EXTRACT PROVIDED >>
● ● ● ● ● ● ●

NovaGold Resources (NYSEMKT:NG) engages in the exploration and development of gold and other precious mineral properties in Alaska and Western Canada. The company has both solely owned properties and joint ventures as well as sales of sand, gravel, and land. Despite having limited mining operations, NovaGold has little debt because of the aforementioned activities. These non-core activities allowed the company to cover overhead expenses when gold prices were half of what they are now. NovaGold does have operations in Nome, Alaska that have provided steady cash flow since being acquired in 1999. In addition to these operations, they have initiated the building of mining infrastructure in three key sites.
1) Rock Creek / Big Hurrah Nome Gold - 100% interest
- Initiated Construction - August 2006
- Expects Commercial Production Q1 2008
- 100,000 ounce 5 years+
2) Donlin Creek - 70% interest
- One of the world's largest gold deposit sites
- Barrick (NYSE:ABX) owns 30%
3) Galore Creek - 50% interest
- Joint Venture with Teck Cominco
- ***Ambler - 51% interest - Option of a Joint Venture with Rio Tinto.
- Total Gold: 25.1 million ounces
- Total Silver: 181.5 million ounces
- Total Copper: 13.4 billion pounds
- Total Zinc: 2.2 billion pounds
NovaGold is rapidly transforming itself from a exploration/development company to an exploration and production company. Reliable revenue from gold royalties, land sales and sand and gravel operations have covered exploration and overhead costs. These revenues have also fueled ambitious and expensive exploration activities making the company debt free. More importantly, the company has 233 million in cash and has un-hedged gold reserves so its metals assets are fully leveraged to current prices. Being that precious metals are in a bull market, underlying asset value will grow with the market. NovaGold's management has done an extraordinary job of acquiring assets in historically low market periods, all the while remaining un-hedged to capitalize on future precious metal gains.

● ● ● ● ● ● ●

GIVEN INFORMATION >>
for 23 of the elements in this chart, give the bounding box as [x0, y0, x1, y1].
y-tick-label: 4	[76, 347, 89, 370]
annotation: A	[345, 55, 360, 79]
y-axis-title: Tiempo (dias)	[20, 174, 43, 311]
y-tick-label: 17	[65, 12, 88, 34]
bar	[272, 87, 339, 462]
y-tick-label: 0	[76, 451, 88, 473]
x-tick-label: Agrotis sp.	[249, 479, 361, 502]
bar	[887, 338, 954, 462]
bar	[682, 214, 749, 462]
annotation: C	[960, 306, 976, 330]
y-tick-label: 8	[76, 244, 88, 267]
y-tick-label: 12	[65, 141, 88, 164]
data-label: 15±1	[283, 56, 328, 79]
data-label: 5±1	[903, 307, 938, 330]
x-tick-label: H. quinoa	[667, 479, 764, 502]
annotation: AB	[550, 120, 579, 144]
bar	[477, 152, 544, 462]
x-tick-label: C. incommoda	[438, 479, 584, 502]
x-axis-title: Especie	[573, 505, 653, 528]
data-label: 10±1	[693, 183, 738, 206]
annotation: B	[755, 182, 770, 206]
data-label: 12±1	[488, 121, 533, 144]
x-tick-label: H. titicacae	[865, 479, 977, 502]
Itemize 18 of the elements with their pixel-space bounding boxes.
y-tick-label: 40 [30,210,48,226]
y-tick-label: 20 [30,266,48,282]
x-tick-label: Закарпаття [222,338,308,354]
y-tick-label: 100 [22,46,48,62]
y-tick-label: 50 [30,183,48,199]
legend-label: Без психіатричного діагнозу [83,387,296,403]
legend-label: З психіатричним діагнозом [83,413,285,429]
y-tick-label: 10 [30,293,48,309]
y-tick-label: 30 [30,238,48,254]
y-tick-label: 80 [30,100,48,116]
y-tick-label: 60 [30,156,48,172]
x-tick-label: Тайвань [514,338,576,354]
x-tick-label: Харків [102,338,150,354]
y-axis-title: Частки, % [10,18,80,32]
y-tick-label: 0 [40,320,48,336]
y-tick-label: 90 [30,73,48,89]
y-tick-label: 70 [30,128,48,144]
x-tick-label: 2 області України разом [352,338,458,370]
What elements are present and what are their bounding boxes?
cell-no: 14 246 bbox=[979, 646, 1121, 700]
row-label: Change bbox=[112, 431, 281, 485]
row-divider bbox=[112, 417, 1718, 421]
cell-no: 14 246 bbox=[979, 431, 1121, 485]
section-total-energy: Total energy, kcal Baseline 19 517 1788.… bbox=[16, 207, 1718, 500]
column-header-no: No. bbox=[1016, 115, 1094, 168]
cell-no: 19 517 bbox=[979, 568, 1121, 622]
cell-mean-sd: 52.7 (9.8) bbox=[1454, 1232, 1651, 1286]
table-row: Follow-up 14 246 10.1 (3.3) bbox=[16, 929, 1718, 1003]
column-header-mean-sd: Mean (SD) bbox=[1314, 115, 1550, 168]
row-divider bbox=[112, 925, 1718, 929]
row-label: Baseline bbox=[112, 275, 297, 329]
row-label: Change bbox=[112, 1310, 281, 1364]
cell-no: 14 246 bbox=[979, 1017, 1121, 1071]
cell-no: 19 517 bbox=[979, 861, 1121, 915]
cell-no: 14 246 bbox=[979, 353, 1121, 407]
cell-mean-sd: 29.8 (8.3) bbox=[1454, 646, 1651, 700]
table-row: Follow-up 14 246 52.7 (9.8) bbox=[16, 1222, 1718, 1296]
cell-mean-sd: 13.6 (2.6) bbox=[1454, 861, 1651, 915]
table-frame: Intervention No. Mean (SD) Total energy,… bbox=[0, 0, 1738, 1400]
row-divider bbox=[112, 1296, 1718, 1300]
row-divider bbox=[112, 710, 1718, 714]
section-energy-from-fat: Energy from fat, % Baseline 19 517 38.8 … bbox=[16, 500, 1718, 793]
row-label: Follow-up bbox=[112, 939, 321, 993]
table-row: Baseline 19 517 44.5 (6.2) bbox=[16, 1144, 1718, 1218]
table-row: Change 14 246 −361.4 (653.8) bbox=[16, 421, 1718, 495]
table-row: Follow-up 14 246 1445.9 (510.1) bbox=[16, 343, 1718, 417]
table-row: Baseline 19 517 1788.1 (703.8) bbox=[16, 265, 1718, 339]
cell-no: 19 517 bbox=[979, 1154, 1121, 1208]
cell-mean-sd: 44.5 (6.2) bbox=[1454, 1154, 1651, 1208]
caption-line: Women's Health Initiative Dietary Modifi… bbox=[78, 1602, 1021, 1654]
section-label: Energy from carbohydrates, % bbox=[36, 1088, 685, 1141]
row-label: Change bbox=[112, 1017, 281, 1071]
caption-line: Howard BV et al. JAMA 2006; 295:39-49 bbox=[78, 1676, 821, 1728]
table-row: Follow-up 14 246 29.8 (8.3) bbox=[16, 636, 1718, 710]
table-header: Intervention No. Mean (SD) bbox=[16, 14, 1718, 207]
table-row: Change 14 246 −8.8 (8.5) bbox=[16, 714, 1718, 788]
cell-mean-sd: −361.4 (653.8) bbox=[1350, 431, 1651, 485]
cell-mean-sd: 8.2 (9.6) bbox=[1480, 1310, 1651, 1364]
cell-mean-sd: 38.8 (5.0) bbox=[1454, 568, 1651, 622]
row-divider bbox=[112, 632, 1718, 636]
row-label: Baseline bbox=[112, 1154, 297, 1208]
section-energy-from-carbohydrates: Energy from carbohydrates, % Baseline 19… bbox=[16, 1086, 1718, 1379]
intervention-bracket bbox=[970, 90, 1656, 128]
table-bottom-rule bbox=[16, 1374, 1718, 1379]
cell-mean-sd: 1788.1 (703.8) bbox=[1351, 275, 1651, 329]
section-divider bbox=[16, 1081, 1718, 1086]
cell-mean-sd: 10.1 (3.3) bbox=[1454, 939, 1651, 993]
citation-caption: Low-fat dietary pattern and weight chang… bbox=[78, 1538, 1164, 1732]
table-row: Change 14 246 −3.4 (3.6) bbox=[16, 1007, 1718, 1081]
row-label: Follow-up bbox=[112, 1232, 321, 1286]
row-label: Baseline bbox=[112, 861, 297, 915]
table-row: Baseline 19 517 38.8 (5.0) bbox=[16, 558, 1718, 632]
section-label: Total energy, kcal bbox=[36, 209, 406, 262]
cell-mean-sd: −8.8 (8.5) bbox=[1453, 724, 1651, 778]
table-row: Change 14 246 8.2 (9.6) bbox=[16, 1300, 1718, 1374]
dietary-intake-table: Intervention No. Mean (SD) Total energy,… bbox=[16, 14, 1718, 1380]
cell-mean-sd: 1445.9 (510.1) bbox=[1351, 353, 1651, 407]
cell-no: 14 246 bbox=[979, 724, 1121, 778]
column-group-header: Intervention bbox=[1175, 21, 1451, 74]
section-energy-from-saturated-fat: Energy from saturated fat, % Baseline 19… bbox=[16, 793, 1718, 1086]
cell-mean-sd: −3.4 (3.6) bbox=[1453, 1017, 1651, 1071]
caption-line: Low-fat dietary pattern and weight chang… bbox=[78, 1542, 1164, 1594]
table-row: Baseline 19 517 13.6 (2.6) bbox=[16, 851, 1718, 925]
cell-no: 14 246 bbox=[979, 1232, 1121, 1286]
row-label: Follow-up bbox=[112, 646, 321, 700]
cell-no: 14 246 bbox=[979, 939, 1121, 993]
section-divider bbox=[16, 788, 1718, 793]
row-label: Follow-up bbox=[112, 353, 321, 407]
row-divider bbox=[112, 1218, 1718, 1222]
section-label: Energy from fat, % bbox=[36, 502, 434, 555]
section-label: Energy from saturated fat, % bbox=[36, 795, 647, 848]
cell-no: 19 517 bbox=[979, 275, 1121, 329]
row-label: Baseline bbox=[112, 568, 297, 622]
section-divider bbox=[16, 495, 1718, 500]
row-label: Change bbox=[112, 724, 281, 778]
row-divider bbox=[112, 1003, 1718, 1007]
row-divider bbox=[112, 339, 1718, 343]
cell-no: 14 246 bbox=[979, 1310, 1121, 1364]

● ● ● ● ● ● ●

PROBLEM SET >>
A. In the NovaGold piece, set down the passage from "1) Rock Creek" to "with Rio Tinto.".
B. Answer these from the NovaGold piece:
(i) What percentage interest does NovaGold hold in Donlin Creek?
(ii) In what year were the Nome, Alaska operations acquired?
(iii) How much cash does the company have?
The records are separate material and have no connection to the text.

LIST OF ANSWERS >>
A.
1) Rock Creek / Big Hurrah Nome Gold - 100% interest
- Initiated Construction - August 2006
- Expects Commercial Production Q1 2008
- 100,000 ounce 5 years+
2) Donlin Creek - 70% interest
- One of the world's largest gold deposit sites
- Barrick (NYSE:ABX) owns 30%
3) Galore Creek - 50% interest
- Joint Venture with Teck Cominco
- ***Ambler - 51% interest - Option of a Joint Venture with Rio Tinto.

B.
(i) 70%
(ii) 1999
(iii) 233 million